_Your task_
Show all lines holding the string "which".

_Listed records_
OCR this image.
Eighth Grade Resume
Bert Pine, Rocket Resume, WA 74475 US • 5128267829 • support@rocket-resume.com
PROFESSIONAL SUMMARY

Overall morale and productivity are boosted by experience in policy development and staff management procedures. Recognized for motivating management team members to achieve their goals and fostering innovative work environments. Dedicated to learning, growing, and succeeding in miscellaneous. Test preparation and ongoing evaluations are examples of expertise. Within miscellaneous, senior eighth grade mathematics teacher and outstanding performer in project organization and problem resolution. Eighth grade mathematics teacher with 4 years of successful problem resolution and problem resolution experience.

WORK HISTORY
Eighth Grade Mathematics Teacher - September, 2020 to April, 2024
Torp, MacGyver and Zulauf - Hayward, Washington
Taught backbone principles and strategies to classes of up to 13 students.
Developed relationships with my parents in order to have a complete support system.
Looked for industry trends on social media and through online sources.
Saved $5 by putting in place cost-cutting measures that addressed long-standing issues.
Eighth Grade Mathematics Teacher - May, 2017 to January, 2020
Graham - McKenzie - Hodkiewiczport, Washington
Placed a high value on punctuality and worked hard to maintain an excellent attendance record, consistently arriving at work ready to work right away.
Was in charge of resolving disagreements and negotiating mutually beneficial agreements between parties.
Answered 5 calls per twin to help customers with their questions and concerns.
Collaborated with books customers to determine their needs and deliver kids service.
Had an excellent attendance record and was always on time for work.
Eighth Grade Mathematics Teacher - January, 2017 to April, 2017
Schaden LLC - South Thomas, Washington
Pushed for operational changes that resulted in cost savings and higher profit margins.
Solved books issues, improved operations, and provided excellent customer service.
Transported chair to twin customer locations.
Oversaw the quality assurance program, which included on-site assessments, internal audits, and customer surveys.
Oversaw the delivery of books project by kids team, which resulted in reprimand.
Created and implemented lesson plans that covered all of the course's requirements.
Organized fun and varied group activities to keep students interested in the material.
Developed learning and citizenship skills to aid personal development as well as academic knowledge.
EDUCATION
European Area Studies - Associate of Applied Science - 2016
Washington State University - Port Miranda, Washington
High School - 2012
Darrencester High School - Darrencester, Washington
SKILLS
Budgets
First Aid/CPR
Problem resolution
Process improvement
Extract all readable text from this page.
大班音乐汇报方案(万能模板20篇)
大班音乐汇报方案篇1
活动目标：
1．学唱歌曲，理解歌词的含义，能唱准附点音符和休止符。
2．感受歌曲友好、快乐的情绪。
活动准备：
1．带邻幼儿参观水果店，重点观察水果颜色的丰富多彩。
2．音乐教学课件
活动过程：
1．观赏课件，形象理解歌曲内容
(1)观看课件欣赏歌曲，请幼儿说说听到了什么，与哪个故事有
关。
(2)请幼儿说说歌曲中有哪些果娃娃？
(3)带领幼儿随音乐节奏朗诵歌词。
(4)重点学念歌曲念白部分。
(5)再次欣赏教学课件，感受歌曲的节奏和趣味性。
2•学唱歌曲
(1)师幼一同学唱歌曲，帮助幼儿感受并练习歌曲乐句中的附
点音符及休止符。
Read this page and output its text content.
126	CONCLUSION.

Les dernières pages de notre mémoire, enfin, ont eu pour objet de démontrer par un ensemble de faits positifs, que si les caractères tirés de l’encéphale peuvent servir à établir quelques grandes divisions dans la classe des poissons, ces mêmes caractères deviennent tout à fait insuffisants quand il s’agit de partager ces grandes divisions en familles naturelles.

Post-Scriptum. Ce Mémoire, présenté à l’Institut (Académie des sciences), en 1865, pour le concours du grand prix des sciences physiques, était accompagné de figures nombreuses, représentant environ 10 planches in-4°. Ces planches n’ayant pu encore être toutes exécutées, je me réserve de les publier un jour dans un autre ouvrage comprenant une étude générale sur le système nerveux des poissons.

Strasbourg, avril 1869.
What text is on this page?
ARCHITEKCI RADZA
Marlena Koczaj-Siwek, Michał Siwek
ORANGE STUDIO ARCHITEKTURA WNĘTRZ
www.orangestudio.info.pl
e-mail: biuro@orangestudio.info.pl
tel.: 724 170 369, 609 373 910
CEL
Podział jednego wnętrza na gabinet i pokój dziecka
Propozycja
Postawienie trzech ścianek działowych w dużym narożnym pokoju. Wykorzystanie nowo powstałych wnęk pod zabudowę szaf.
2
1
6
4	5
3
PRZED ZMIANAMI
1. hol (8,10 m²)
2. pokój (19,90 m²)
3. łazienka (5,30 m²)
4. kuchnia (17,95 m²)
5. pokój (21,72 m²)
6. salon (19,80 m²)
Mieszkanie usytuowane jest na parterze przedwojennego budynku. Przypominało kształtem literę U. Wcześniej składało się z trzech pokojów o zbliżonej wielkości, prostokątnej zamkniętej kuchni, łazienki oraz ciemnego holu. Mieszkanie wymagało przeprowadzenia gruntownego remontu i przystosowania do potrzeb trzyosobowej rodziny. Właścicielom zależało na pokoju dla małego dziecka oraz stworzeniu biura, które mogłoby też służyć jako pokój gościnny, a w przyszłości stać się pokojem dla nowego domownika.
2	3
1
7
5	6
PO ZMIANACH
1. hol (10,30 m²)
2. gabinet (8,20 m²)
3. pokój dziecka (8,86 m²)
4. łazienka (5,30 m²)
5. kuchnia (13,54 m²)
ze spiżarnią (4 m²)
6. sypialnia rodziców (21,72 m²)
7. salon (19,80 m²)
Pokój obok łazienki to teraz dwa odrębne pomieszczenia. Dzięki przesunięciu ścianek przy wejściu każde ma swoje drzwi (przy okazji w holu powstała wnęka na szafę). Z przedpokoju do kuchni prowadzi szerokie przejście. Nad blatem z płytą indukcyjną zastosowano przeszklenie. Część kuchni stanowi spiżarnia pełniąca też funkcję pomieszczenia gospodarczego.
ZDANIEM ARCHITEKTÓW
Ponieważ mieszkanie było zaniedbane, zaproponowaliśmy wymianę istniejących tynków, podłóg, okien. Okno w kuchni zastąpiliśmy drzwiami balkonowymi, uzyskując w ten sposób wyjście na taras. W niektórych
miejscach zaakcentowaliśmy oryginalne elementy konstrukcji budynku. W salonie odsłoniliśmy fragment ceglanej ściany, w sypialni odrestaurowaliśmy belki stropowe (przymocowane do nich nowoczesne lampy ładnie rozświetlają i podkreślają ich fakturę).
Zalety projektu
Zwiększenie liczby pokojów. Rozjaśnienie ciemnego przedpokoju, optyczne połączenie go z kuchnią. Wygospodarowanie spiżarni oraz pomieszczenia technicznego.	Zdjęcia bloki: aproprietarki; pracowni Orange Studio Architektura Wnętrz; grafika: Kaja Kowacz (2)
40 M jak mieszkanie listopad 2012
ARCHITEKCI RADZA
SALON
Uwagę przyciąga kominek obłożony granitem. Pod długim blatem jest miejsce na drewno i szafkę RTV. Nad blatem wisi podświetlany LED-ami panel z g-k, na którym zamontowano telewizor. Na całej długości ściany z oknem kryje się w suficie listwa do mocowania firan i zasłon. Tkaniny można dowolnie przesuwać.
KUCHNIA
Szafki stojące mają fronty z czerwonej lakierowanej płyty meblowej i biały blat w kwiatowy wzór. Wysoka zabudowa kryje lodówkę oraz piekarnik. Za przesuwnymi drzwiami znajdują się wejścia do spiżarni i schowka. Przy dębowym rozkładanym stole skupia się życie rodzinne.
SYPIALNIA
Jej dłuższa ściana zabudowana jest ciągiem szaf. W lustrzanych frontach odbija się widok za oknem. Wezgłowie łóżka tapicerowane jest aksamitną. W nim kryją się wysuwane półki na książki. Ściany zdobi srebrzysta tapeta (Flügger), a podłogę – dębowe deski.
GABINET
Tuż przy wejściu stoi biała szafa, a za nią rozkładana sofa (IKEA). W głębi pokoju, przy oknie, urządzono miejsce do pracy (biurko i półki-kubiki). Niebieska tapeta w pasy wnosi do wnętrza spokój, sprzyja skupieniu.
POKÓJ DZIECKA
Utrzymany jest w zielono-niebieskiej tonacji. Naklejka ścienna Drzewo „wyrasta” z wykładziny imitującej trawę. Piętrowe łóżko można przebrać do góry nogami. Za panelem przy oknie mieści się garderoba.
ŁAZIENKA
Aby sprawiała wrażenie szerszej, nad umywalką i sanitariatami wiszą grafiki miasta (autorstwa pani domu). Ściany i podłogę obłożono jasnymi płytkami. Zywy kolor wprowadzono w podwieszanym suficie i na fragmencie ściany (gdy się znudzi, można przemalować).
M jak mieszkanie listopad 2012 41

_Result of the task_
Oversaw the quality assurance program, which included on-site assessments, internal audits, and customer surveys.
Oversaw the delivery of books project by kids team, which resulted in reprimand.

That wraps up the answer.